▶ [Exercise objective] Images appear in the records below; leave them out and repeat everything else exactly.

▶ [The records]

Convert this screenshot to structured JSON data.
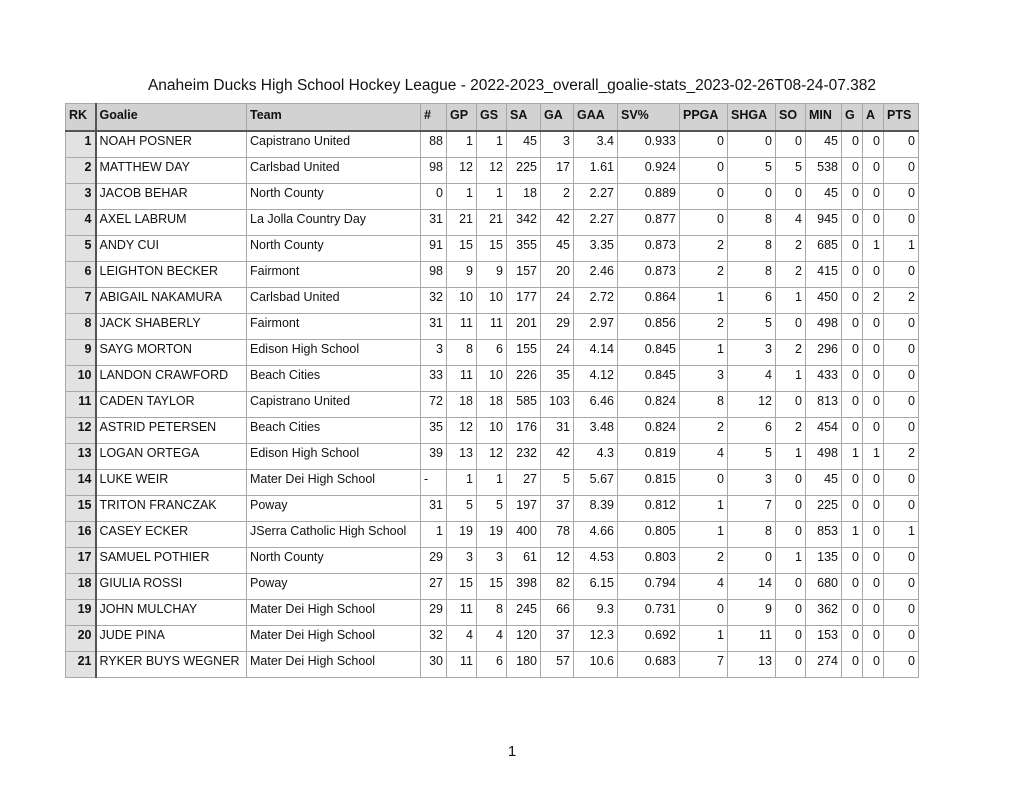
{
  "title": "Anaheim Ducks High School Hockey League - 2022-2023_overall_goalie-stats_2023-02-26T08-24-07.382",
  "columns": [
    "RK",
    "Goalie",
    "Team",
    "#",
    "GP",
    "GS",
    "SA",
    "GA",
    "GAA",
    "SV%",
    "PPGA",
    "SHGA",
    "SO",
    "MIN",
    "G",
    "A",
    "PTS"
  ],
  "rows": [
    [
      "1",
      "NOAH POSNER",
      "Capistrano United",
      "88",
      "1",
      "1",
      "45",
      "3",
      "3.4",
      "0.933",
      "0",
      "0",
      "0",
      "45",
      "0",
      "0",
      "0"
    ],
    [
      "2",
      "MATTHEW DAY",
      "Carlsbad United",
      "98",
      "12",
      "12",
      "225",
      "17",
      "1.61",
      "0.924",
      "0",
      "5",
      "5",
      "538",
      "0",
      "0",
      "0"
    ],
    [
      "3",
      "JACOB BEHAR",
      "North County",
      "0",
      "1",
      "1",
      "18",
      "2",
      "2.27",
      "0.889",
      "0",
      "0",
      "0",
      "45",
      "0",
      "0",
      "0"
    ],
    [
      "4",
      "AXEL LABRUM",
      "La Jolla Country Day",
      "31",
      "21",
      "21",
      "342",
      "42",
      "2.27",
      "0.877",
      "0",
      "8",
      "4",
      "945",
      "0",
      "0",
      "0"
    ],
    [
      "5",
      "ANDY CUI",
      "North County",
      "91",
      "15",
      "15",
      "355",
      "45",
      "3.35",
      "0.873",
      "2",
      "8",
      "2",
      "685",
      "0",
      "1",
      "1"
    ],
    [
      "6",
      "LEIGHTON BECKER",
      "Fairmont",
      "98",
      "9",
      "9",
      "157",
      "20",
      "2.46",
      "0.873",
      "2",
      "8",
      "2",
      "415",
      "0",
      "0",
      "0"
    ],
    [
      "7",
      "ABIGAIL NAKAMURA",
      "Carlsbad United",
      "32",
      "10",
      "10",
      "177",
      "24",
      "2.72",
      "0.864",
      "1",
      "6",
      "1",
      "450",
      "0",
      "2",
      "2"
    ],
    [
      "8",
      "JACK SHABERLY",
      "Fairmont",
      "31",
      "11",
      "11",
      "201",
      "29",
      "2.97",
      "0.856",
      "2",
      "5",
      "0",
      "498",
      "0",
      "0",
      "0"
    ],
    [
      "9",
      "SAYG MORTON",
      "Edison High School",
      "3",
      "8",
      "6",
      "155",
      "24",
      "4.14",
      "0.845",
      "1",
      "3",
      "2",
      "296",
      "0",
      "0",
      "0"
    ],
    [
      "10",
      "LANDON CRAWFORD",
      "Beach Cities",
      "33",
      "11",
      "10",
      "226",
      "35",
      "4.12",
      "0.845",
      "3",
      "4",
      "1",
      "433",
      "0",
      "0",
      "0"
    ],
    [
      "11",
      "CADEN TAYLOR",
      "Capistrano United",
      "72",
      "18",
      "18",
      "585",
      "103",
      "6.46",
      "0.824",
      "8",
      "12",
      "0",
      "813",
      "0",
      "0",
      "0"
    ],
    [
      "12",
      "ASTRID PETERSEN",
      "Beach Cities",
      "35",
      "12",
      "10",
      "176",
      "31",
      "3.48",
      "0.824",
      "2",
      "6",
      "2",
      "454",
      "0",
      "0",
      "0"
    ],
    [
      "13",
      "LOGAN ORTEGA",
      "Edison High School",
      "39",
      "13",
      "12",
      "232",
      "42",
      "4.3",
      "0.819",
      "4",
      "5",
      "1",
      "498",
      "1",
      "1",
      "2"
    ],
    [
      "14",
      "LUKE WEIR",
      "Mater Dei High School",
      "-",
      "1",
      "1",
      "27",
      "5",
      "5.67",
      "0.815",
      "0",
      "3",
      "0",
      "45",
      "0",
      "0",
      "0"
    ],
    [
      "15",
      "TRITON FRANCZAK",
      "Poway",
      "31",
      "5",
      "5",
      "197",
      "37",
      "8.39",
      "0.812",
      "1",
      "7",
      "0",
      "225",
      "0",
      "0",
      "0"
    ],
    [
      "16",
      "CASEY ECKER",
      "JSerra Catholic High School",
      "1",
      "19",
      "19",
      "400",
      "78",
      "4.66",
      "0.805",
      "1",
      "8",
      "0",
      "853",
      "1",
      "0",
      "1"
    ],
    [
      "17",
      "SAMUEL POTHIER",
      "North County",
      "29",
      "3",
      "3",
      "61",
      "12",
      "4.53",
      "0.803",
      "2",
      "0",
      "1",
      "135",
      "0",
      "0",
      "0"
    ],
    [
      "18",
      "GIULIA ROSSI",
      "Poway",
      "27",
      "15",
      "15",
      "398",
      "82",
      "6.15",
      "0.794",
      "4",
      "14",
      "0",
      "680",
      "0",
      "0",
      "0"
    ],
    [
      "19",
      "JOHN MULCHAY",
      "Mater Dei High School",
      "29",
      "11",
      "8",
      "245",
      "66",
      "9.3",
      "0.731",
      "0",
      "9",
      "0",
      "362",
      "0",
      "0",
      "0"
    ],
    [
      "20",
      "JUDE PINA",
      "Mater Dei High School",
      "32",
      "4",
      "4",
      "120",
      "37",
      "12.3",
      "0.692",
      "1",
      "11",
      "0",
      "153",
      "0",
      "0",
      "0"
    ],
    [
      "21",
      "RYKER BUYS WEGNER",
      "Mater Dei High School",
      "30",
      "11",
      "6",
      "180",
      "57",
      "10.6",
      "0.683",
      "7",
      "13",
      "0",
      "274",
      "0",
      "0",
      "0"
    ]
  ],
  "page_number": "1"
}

▶ [Answer for this exercise]
Convert this screenshot to structured JSON data.
{
  "title": "Anaheim Ducks High School Hockey League - 2022-2023_overall_goalie-stats_2023-02-26T08-24-07.382",
  "columns": [
    "RK",
    "Goalie",
    "Team",
    "#",
    "GP",
    "GS",
    "SA",
    "GA",
    "GAA",
    "SV%",
    "PPGA",
    "SHGA",
    "SO",
    "MIN",
    "G",
    "A",
    "PTS"
  ],
  "rows": [
    [
      "1",
      "NOAH POSNER",
      "Capistrano United",
      "88",
      "1",
      "1",
      "45",
      "3",
      "3.4",
      "0.933",
      "0",
      "0",
      "0",
      "45",
      "0",
      "0",
      "0"
    ],
    [
      "2",
      "MATTHEW DAY",
      "Carlsbad United",
      "98",
      "12",
      "12",
      "225",
      "17",
      "1.61",
      "0.924",
      "0",
      "5",
      "5",
      "538",
      "0",
      "0",
      "0"
    ],
    [
      "3",
      "JACOB BEHAR",
      "North County",
      "0",
      "1",
      "1",
      "18",
      "2",
      "2.27",
      "0.889",
      "0",
      "0",
      "0",
      "45",
      "0",
      "0",
      "0"
    ],
    [
      "4",
      "AXEL LABRUM",
      "La Jolla Country Day",
      "31",
      "21",
      "21",
      "342",
      "42",
      "2.27",
      "0.877",
      "0",
      "8",
      "4",
      "945",
      "0",
      "0",
      "0"
    ],
    [
      "5",
      "ANDY CUI",
      "North County",
      "91",
      "15",
      "15",
      "355",
      "45",
      "3.35",
      "0.873",
      "2",
      "8",
      "2",
      "685",
      "0",
      "1",
      "1"
    ],
    [
      "6",
      "LEIGHTON BECKER",
      "Fairmont",
      "98",
      "9",
      "9",
      "157",
      "20",
      "2.46",
      "0.873",
      "2",
      "8",
      "2",
      "415",
      "0",
      "0",
      "0"
    ],
    [
      "7",
      "ABIGAIL NAKAMURA",
      "Carlsbad United",
      "32",
      "10",
      "10",
      "177",
      "24",
      "2.72",
      "0.864",
      "1",
      "6",
      "1",
      "450",
      "0",
      "2",
      "2"
    ],
    [
      "8",
      "JACK SHABERLY",
      "Fairmont",
      "31",
      "11",
      "11",
      "201",
      "29",
      "2.97",
      "0.856",
      "2",
      "5",
      "0",
      "498",
      "0",
      "0",
      "0"
    ],
    [
      "9",
      "SAYG MORTON",
      "Edison High School",
      "3",
      "8",
      "6",
      "155",
      "24",
      "4.14",
      "0.845",
      "1",
      "3",
      "2",
      "296",
      "0",
      "0",
      "0"
    ],
    [
      "10",
      "LANDON CRAWFORD",
      "Beach Cities",
      "33",
      "11",
      "10",
      "226",
      "35",
      "4.12",
      "0.845",
      "3",
      "4",
      "1",
      "433",
      "0",
      "0",
      "0"
    ],
    [
      "11",
      "CADEN TAYLOR",
      "Capistrano United",
      "72",
      "18",
      "18",
      "585",
      "103",
      "6.46",
      "0.824",
      "8",
      "12",
      "0",
      "813",
      "0",
      "0",
      "0"
    ],
    [
      "12",
      "ASTRID PETERSEN",
      "Beach Cities",
      "35",
      "12",
      "10",
      "176",
      "31",
      "3.48",
      "0.824",
      "2",
      "6",
      "2",
      "454",
      "0",
      "0",
      "0"
    ],
    [
      "13",
      "LOGAN ORTEGA",
      "Edison High School",
      "39",
      "13",
      "12",
      "232",
      "42",
      "4.3",
      "0.819",
      "4",
      "5",
      "1",
      "498",
      "1",
      "1",
      "2"
    ],
    [
      "14",
      "LUKE WEIR",
      "Mater Dei High School",
      "-",
      "1",
      "1",
      "27",
      "5",
      "5.67",
      "0.815",
      "0",
      "3",
      "0",
      "45",
      "0",
      "0",
      "0"
    ],
    [
      "15",
      "TRITON FRANCZAK",
      "Poway",
      "31",
      "5",
      "5",
      "197",
      "37",
      "8.39",
      "0.812",
      "1",
      "7",
      "0",
      "225",
      "0",
      "0",
      "0"
    ],
    [
      "16",
      "CASEY ECKER",
      "JSerra Catholic High School",
      "1",
      "19",
      "19",
      "400",
      "78",
      "4.66",
      "0.805",
      "1",
      "8",
      "0",
      "853",
      "1",
      "0",
      "1"
    ],
    [
      "17",
      "SAMUEL POTHIER",
      "North County",
      "29",
      "3",
      "3",
      "61",
      "12",
      "4.53",
      "0.803",
      "2",
      "0",
      "1",
      "135",
      "0",
      "0",
      "0"
    ],
    [
      "18",
      "GIULIA ROSSI",
      "Poway",
      "27",
      "15",
      "15",
      "398",
      "82",
      "6.15",
      "0.794",
      "4",
      "14",
      "0",
      "680",
      "0",
      "0",
      "0"
    ],
    [
      "19",
      "JOHN MULCHAY",
      "Mater Dei High School",
      "29",
      "11",
      "8",
      "245",
      "66",
      "9.3",
      "0.731",
      "0",
      "9",
      "0",
      "362",
      "0",
      "0",
      "0"
    ],
    [
      "20",
      "JUDE PINA",
      "Mater Dei High School",
      "32",
      "4",
      "4",
      "120",
      "37",
      "12.3",
      "0.692",
      "1",
      "11",
      "0",
      "153",
      "0",
      "0",
      "0"
    ],
    [
      "21",
      "RYKER BUYS WEGNER",
      "Mater Dei High School",
      "30",
      "11",
      "6",
      "180",
      "57",
      "10.6",
      "0.683",
      "7",
      "13",
      "0",
      "274",
      "0",
      "0",
      "0"
    ]
  ],
  "page_number": "1"
}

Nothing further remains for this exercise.